Format the lines as a numbered list, from the first line through the line that contains "chart-title: PRODUCTION D'EAU", including both ends and leaving out any blank lines.
*****
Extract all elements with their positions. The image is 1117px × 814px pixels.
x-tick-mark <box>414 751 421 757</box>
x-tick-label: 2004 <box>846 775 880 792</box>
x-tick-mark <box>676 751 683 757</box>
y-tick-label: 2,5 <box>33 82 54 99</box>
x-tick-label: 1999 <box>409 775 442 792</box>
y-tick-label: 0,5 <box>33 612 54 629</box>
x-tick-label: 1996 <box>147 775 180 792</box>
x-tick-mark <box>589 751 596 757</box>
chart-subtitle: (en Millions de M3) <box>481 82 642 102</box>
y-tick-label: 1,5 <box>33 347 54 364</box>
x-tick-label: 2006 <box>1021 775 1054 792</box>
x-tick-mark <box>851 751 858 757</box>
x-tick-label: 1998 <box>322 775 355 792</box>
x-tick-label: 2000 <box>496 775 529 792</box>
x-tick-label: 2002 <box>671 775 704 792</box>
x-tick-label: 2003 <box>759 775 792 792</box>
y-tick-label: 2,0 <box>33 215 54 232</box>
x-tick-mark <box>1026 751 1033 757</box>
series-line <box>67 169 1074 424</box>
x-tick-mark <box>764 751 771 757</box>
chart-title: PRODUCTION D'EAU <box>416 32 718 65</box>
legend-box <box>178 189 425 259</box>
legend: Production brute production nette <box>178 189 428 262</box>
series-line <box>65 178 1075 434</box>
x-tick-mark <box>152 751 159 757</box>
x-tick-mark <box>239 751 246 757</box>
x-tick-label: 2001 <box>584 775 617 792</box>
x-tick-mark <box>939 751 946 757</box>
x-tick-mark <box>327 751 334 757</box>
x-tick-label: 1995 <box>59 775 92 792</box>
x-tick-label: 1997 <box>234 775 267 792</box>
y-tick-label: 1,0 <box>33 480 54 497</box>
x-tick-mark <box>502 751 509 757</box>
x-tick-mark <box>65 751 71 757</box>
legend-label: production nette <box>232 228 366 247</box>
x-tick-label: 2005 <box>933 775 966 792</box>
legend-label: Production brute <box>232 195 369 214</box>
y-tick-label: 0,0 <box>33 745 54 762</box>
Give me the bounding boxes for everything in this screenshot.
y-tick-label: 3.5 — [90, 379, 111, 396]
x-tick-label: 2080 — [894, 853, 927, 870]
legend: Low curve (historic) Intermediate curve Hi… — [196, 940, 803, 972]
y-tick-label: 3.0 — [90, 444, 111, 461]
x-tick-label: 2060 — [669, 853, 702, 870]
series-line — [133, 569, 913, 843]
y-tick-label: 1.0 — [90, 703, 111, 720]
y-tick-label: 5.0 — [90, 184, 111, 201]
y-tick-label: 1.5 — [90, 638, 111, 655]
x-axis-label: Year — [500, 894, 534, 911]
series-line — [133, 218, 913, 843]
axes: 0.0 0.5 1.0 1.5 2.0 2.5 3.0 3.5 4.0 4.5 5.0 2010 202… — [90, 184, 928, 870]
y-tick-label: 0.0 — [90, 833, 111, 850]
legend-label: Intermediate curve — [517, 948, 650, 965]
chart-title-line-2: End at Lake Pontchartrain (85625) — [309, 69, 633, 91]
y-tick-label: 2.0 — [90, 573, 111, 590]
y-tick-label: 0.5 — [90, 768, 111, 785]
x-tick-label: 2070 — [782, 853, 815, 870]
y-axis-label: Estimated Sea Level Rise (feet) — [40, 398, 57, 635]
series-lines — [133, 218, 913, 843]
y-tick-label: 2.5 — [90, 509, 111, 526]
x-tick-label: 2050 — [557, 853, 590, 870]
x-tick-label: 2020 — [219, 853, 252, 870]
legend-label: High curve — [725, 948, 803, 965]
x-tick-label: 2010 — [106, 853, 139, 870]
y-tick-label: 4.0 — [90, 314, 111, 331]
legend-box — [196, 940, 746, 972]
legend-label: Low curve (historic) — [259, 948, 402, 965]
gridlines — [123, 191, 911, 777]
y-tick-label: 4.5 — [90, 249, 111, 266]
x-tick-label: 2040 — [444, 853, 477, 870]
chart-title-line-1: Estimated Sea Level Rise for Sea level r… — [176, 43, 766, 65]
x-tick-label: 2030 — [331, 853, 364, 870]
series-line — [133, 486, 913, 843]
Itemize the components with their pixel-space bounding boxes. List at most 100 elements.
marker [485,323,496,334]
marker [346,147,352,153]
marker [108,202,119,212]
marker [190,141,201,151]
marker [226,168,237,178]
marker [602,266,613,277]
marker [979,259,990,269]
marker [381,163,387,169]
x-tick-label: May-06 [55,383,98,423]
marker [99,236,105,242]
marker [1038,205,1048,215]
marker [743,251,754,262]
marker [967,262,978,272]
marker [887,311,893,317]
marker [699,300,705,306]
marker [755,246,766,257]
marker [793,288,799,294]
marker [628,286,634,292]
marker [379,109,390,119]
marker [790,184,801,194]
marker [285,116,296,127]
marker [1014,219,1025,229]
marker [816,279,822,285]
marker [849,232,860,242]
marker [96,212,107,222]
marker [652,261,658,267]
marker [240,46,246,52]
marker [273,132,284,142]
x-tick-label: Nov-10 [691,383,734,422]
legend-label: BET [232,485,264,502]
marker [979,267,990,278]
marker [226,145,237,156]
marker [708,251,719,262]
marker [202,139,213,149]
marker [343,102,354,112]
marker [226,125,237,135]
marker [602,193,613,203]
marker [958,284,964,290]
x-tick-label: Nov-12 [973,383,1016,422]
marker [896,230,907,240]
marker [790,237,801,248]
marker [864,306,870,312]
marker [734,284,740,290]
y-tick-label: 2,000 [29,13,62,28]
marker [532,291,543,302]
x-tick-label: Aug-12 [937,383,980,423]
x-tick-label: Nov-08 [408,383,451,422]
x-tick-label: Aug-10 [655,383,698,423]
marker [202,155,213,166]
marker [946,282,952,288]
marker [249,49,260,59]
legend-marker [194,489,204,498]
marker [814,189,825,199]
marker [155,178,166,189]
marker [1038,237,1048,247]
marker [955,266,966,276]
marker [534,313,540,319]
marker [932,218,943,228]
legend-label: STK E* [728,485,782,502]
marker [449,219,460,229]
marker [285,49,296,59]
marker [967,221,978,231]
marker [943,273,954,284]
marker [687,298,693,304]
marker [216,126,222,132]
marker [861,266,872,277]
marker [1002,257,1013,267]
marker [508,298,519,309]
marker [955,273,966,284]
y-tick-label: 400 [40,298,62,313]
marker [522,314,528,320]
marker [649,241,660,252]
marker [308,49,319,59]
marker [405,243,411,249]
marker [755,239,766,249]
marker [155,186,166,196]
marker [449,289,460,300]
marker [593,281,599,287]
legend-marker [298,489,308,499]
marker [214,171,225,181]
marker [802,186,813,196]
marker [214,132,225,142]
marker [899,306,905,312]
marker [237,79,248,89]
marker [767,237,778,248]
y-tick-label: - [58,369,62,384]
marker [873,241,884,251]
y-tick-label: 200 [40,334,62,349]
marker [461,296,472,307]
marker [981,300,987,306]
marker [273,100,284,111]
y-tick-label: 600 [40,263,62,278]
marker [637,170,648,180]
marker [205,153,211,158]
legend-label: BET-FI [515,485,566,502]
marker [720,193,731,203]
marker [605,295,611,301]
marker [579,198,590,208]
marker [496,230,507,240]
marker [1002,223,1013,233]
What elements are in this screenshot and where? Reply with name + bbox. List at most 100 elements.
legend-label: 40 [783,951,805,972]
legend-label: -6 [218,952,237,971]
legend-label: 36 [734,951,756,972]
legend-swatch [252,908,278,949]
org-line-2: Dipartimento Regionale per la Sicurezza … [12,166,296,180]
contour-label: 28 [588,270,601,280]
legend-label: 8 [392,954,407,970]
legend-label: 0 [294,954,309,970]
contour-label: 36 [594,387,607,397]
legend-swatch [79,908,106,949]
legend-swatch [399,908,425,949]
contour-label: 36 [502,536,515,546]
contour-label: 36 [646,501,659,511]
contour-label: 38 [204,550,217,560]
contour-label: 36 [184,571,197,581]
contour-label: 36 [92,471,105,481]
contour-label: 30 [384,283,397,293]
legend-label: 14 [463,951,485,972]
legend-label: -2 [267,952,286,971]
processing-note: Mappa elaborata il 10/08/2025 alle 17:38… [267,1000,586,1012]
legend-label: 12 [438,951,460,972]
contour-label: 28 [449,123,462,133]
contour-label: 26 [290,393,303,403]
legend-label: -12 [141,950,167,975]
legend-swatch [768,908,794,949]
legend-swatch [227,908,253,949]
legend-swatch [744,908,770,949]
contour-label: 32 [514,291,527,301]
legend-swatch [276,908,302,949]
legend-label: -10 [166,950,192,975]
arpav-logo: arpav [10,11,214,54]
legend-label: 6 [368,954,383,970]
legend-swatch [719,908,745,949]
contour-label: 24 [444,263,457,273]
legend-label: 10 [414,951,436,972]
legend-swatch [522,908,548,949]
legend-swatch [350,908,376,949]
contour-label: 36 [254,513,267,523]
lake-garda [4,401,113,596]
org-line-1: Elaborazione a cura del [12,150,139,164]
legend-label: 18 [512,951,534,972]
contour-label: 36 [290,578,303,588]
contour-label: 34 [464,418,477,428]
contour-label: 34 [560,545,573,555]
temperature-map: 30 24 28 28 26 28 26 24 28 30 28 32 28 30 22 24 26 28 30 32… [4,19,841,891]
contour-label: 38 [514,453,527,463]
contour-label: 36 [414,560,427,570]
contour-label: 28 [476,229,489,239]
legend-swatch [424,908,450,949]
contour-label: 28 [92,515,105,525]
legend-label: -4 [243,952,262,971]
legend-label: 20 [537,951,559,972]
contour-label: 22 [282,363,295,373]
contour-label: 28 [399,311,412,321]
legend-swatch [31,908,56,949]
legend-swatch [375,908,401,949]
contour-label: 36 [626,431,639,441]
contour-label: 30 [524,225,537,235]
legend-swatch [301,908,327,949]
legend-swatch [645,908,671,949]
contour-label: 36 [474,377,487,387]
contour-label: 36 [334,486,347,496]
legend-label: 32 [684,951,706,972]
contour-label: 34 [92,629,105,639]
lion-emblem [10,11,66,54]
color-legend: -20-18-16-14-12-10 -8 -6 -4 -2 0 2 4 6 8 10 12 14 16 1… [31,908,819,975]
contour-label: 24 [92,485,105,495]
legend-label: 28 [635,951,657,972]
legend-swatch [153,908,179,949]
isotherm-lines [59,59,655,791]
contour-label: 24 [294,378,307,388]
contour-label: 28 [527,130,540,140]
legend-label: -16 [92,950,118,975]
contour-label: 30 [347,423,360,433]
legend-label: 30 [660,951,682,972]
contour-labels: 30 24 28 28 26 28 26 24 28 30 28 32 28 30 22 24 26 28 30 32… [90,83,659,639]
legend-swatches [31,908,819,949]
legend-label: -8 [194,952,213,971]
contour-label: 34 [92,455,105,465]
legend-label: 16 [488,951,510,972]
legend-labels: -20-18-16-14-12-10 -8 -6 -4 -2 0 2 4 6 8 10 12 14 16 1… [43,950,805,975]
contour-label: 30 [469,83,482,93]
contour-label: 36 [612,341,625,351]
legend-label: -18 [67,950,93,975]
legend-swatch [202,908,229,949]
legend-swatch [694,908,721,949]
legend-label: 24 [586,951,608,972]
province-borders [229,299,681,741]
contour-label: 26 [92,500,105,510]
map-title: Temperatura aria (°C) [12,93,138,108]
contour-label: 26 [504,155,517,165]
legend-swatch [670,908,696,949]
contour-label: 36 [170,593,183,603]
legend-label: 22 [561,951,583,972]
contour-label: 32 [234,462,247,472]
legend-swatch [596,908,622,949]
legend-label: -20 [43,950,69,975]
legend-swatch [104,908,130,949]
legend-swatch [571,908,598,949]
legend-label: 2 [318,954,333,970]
*****
**THE REPLY:**
1. Extract all elements with their positions. The image is 1117px × 814px pixels.
2. x-tick-mark <box>414 751 421 757</box>
3. x-tick-label: 2004 <box>846 775 880 792</box>
4. x-tick-mark <box>676 751 683 757</box>
5. y-tick-label: 2,5 <box>33 82 54 99</box>
6. x-tick-label: 1999 <box>409 775 442 792</box>
7. y-tick-label: 0,5 <box>33 612 54 629</box>
8. x-tick-label: 1996 <box>147 775 180 792</box>
9. x-tick-mark <box>589 751 596 757</box>
10. chart-subtitle: (en Millions de M3) <box>481 82 642 102</box>
11. y-tick-label: 1,5 <box>33 347 54 364</box>
12. x-tick-label: 2006 <box>1021 775 1054 792</box>
13. x-tick-mark <box>851 751 858 757</box>
14. x-tick-label: 1998 <box>322 775 355 792</box>
15. x-tick-label: 2000 <box>496 775 529 792</box>
16. x-tick-label: 2002 <box>671 775 704 792</box>
17. x-tick-label: 2003 <box>759 775 792 792</box>
18. y-tick-label: 2,0 <box>33 215 54 232</box>
19. x-tick-mark <box>1026 751 1033 757</box>
20. series-line <box>67 169 1074 424</box>
21. x-tick-mark <box>764 751 771 757</box>
22. chart-title: PRODUCTION D'EAU <box>416 32 718 65</box>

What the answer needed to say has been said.